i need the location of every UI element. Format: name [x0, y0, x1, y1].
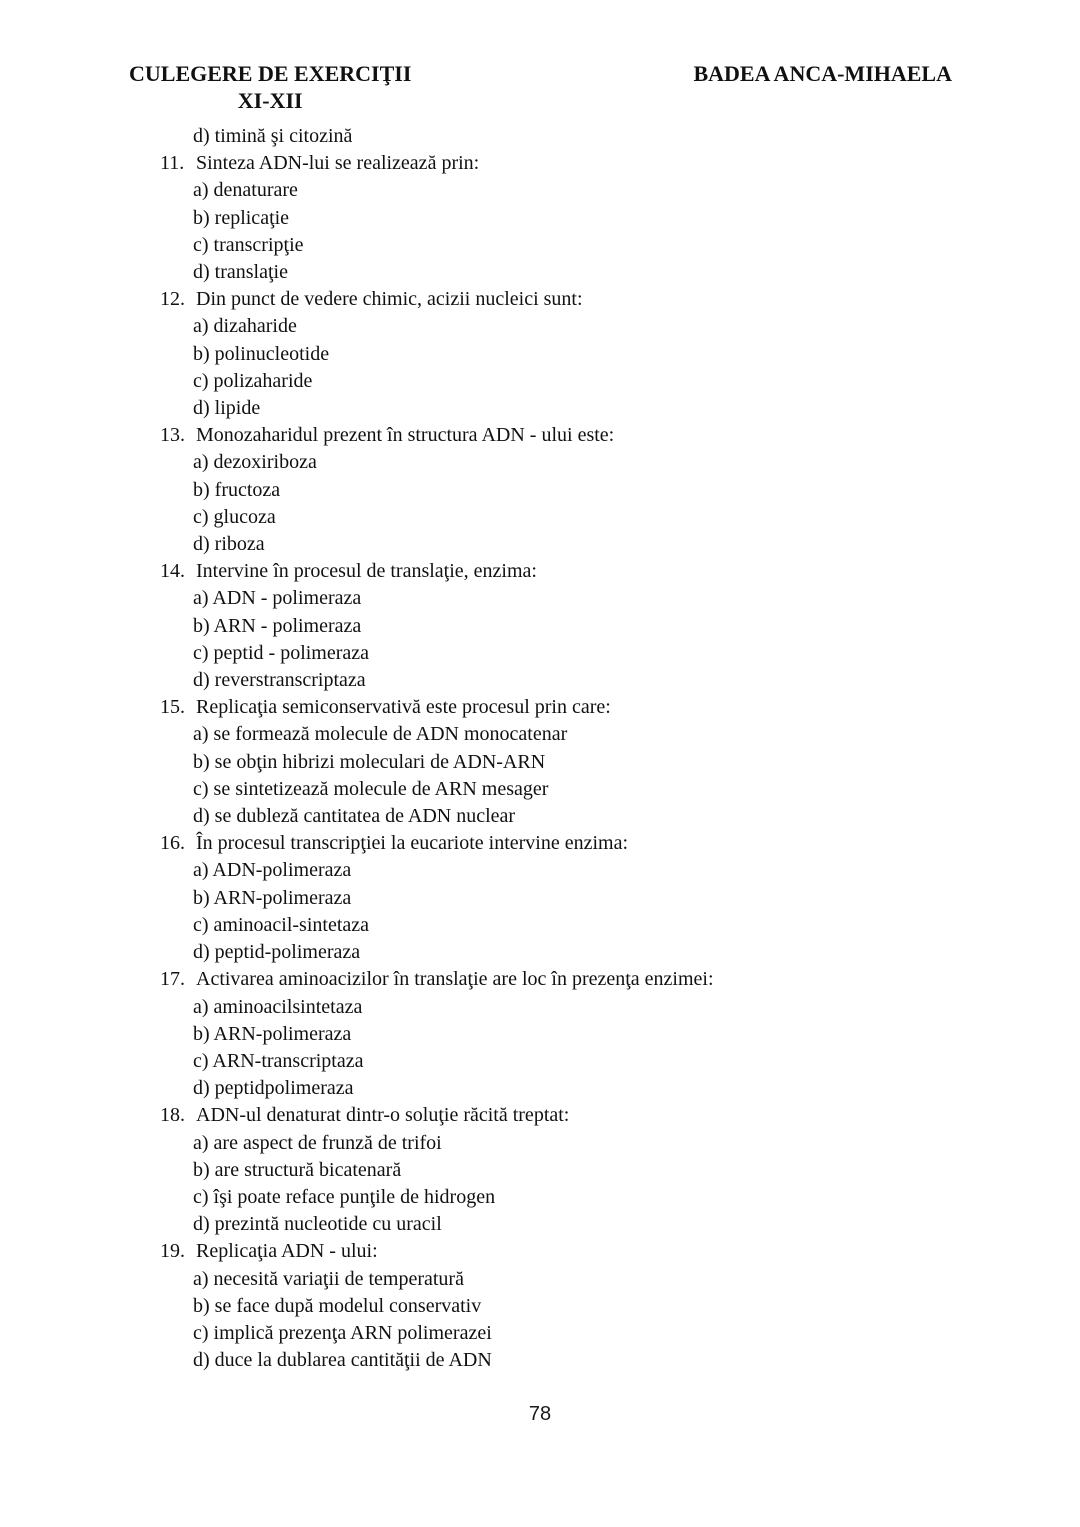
option-line-c: c) glucoza — [193, 505, 276, 528]
question-14 — [0, 558, 1080, 694]
question-text: Replicaţia ADN - ului: — [196, 1240, 378, 1263]
question-text-line — [0, 558, 1080, 585]
question-12 — [0, 286, 1080, 422]
option-line-c: c) transcripţie — [193, 233, 304, 256]
option-line-a: a) se formează molecule de ADN monocatenar — [193, 723, 568, 746]
option-line-d: d) lipide — [193, 397, 261, 420]
option-line-a: a) ADN-polimeraza — [193, 859, 352, 882]
option-line-a: a) are aspect de frunză de trifoi — [193, 1131, 442, 1154]
question-text-line — [0, 286, 1080, 313]
question-18 — [0, 1102, 1080, 1238]
option-line-c: c) îşi poate reface punţile de hidrogen — [193, 1185, 496, 1208]
question-text-line — [0, 150, 1080, 177]
question-text: Monozaharidul prezent în structura ADN - ului este: — [196, 424, 615, 447]
question-text: În procesul transcripţiei la eucariote intervine enzima: — [196, 832, 629, 855]
question-text: Activarea aminoacizilor în translaţie are loc în prezenţa enzimei: — [196, 968, 714, 991]
book-title: CULEGERE DE EXERCIŢII — [129, 61, 412, 86]
option-line-b: b) ARN - polimeraza — [193, 614, 362, 637]
option-line-c: c) implică prezenţa ARN polimerazei — [193, 1321, 492, 1344]
option-line-d: d) riboza — [193, 533, 265, 556]
option-line-c: c) ARN-transcriptaza — [193, 1049, 364, 1072]
question-text: Replicaţia semiconservativă este procesul prin care: — [196, 696, 611, 719]
option-line-d: d) prezintă nucleotide cu uracil — [193, 1213, 442, 1236]
option-line-b: b) fructoza — [193, 478, 281, 501]
author-name: BADEA ANCA-MIHAELA — [693, 61, 952, 86]
question-13 — [0, 422, 1080, 558]
orphan-option-line: d) timină şi citozină — [193, 125, 353, 147]
question-number: 14. — [160, 560, 185, 583]
question-text-line — [0, 966, 1080, 993]
option-line-a: a) denaturare — [193, 179, 298, 202]
option-line-a: a) dizaharide — [193, 315, 297, 338]
question-number: 12. — [160, 288, 185, 311]
question-text-line — [0, 422, 1080, 449]
book-subtitle: XI-XII — [237, 88, 303, 113]
question-text: Sinteza ADN-lui se realizează prin: — [196, 152, 480, 175]
option-line-d: d) reverstranscriptaza — [193, 669, 366, 692]
questions-list — [0, 123, 1080, 1374]
option-line-d: d) se dubleză cantitatea de ADN nuclear — [193, 805, 516, 828]
option-line-b: b) se obţin hibrizi moleculari de ADN-ARN — [193, 750, 546, 773]
option-line-d: d) translaţie — [193, 261, 288, 284]
question-text: Intervine în procesul de translaţie, enzima: — [196, 560, 537, 583]
question-number: 18. — [160, 1104, 185, 1127]
question-text-line — [0, 694, 1080, 721]
option-line-d: d) peptidpolimeraza — [193, 1077, 354, 1100]
option-line-c: c) se sintetizează molecule de ARN mesager — [193, 777, 549, 800]
book-title-block — [129, 60, 411, 114]
question-number: 19. — [160, 1240, 185, 1263]
option-line-b: b) ARN-polimeraza — [193, 886, 352, 909]
question-text: ADN-ul denaturat dintr-o soluţie răcită treptat: — [196, 1104, 570, 1127]
option-line-a: a) ADN - polimeraza — [193, 587, 362, 610]
option-line-b: b) replicaţie — [193, 206, 290, 229]
question-11 — [0, 150, 1080, 286]
option-line-a: a) necesită variaţii de temperatură — [193, 1267, 464, 1290]
question-17 — [0, 966, 1080, 1102]
option-line-a: a) dezoxiriboza — [193, 451, 317, 474]
option-line-b: b) ARN-polimeraza — [193, 1022, 352, 1045]
question-number: 11. — [160, 152, 185, 175]
option-line-b: b) se face după modelul conservativ — [193, 1294, 482, 1317]
option-line-d: d) duce la dublarea cantităţii de ADN — [193, 1349, 492, 1372]
option-line-d: d) peptid-polimeraza — [193, 941, 361, 964]
option-line-c: c) polizaharide — [193, 369, 313, 392]
question-text-line — [0, 1102, 1080, 1129]
page-number: 78 — [528, 1403, 552, 1425]
page-header — [129, 60, 952, 114]
question-number: 13. — [160, 424, 185, 447]
option-line-c: c) peptid - polimeraza — [193, 641, 370, 664]
option-line-b: b) polinucleotide — [193, 342, 330, 365]
option-line-c: c) aminoacil-sintetaza — [193, 913, 370, 936]
question-text: Din punct de vedere chimic, acizii nucleici sunt: — [196, 288, 583, 311]
question-text-line — [0, 830, 1080, 857]
question-number: 16. — [160, 832, 185, 855]
question-19 — [0, 1238, 1080, 1374]
option-line-a: a) aminoacilsintetaza — [193, 995, 363, 1018]
question-15 — [0, 694, 1080, 830]
question-16 — [0, 830, 1080, 966]
question-number: 17. — [160, 968, 185, 991]
question-number: 15. — [160, 696, 185, 719]
question-text-line — [0, 1238, 1080, 1265]
option-line-b: b) are structură bicatenară — [193, 1158, 402, 1181]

::::::::::

● **Requirements**: Edit the records from the line with "option-line-c: c) glucoza" up to and including the line with "option-line-a: a) are" by replacing "ADN-polimeraza" with "ARN-polimeraza" and keeping everything else the same. Give back only those lines.

● **Output for this exercise**:
option-line-c: c) glucoza — [193, 505, 276, 528]
question-14 — [0, 558, 1080, 694]
question-text: Replicaţia ADN - ului: — [196, 1240, 378, 1263]
question-text-line — [0, 558, 1080, 585]
question-12 — [0, 286, 1080, 422]
option-line-c: c) transcripţie — [193, 233, 304, 256]
option-line-a: a) se formează molecule de ADN monocatenar — [193, 723, 568, 746]
option-line-d: d) lipide — [193, 397, 261, 420]
option-line-a: a) ARN-polimeraza — [193, 859, 352, 882]
option-line-a: a) are aspect de frunză de trifoi — [193, 1131, 442, 1154]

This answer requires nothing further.